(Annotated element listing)
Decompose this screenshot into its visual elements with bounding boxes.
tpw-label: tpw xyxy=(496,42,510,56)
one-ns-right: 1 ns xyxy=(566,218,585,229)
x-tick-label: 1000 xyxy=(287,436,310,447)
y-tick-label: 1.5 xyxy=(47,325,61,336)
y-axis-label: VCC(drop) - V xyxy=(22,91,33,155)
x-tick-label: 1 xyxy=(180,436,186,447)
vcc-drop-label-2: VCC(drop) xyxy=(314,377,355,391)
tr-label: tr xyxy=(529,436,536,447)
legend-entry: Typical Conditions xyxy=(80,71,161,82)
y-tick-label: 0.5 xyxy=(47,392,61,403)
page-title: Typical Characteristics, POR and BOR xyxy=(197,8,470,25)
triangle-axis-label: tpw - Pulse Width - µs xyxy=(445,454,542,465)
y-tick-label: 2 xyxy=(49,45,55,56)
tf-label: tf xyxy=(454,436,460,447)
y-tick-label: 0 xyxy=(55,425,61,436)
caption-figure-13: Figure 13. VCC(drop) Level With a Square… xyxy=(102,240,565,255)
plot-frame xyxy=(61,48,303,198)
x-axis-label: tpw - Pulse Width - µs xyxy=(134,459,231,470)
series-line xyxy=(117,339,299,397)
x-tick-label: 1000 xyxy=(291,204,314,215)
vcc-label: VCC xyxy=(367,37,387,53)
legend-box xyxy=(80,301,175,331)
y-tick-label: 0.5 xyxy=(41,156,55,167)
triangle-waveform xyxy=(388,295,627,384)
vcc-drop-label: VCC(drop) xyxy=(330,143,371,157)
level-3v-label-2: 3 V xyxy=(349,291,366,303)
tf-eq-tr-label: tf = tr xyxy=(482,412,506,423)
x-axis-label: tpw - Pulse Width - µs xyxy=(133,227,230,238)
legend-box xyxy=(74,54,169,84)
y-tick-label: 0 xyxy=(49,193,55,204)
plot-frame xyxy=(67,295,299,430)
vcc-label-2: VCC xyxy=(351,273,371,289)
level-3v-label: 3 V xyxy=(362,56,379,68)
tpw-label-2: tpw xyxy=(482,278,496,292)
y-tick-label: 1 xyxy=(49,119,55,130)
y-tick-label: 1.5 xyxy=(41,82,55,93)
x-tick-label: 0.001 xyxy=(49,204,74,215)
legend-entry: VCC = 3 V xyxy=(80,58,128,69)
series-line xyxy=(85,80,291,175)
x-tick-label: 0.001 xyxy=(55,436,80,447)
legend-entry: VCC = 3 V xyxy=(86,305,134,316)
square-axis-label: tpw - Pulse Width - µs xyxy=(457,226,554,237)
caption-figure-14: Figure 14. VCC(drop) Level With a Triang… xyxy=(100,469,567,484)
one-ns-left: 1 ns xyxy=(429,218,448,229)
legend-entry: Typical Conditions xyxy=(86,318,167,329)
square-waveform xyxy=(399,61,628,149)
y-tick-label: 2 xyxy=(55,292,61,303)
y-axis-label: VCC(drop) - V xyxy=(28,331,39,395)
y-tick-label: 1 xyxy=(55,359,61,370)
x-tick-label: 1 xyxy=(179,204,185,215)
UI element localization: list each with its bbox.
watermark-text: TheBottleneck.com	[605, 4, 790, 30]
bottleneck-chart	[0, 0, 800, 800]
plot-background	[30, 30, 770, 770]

*Brief*: Rewrite the entire listing, replacing every "Pulse Width" with "Pulse Duration" and leaving everything else unchanged.

*Reply to the exercise*:
Decompose this screenshot into its visual elements with bounding boxes.
tpw-label: tpw xyxy=(496,42,510,56)
one-ns-right: 1 ns xyxy=(566,218,585,229)
x-tick-label: 1000 xyxy=(287,436,310,447)
y-tick-label: 1.5 xyxy=(47,325,61,336)
y-axis-label: VCC(drop) - V xyxy=(22,91,33,155)
x-tick-label: 1 xyxy=(180,436,186,447)
vcc-drop-label-2: VCC(drop) xyxy=(314,377,355,391)
tr-label: tr xyxy=(529,436,536,447)
legend-entry: Typical Conditions xyxy=(80,71,161,82)
y-tick-label: 0.5 xyxy=(47,392,61,403)
page-title: Typical Characteristics, POR and BOR xyxy=(197,8,470,25)
triangle-axis-label: tpw - Pulse Duration - µs xyxy=(445,454,542,465)
y-tick-label: 2 xyxy=(49,45,55,56)
tf-label: tf xyxy=(454,436,460,447)
y-tick-label: 0 xyxy=(55,425,61,436)
caption-figure-13: Figure 13. VCC(drop) Level With a Square… xyxy=(102,240,565,255)
plot-frame xyxy=(61,48,303,198)
x-axis-label: tpw - Pulse Duration - µs xyxy=(134,459,231,470)
series-line xyxy=(117,339,299,397)
x-tick-label: 1000 xyxy=(291,204,314,215)
vcc-label: VCC xyxy=(367,37,387,53)
legend-box xyxy=(80,301,175,331)
y-tick-label: 0.5 xyxy=(41,156,55,167)
triangle-waveform xyxy=(388,295,627,384)
vcc-drop-label: VCC(drop) xyxy=(330,143,371,157)
level-3v-label-2: 3 V xyxy=(349,291,366,303)
tf-eq-tr-label: tf = tr xyxy=(482,412,506,423)
x-axis-label: tpw - Pulse Duration - µs xyxy=(133,227,230,238)
legend-box xyxy=(74,54,169,84)
y-tick-label: 0 xyxy=(49,193,55,204)
plot-frame xyxy=(67,295,299,430)
vcc-label-2: VCC xyxy=(351,273,371,289)
level-3v-label: 3 V xyxy=(362,56,379,68)
tpw-label-2: tpw xyxy=(482,278,496,292)
y-tick-label: 1 xyxy=(49,119,55,130)
y-tick-label: 1.5 xyxy=(41,82,55,93)
x-tick-label: 0.001 xyxy=(49,204,74,215)
legend-entry: VCC = 3 V xyxy=(80,58,128,69)
series-line xyxy=(85,80,291,175)
x-tick-label: 0.001 xyxy=(55,436,80,447)
legend-entry: VCC = 3 V xyxy=(86,305,134,316)
square-axis-label: tpw - Pulse Duration - µs xyxy=(457,226,554,237)
caption-figure-14: Figure 14. VCC(drop) Level With a Triang… xyxy=(100,469,567,484)
one-ns-left: 1 ns xyxy=(429,218,448,229)
legend-entry: Typical Conditions xyxy=(86,318,167,329)
square-waveform xyxy=(399,61,628,149)
y-tick-label: 2 xyxy=(55,292,61,303)
y-axis-label: VCC(drop) - V xyxy=(28,331,39,395)
y-tick-label: 1 xyxy=(55,359,61,370)
x-tick-label: 1 xyxy=(179,204,185,215)
UI element localization: list each with its bbox.
watermark-text: TheBottleneck.com	[605, 4, 790, 30]
bottleneck-chart	[0, 0, 800, 800]
plot-background	[30, 30, 770, 770]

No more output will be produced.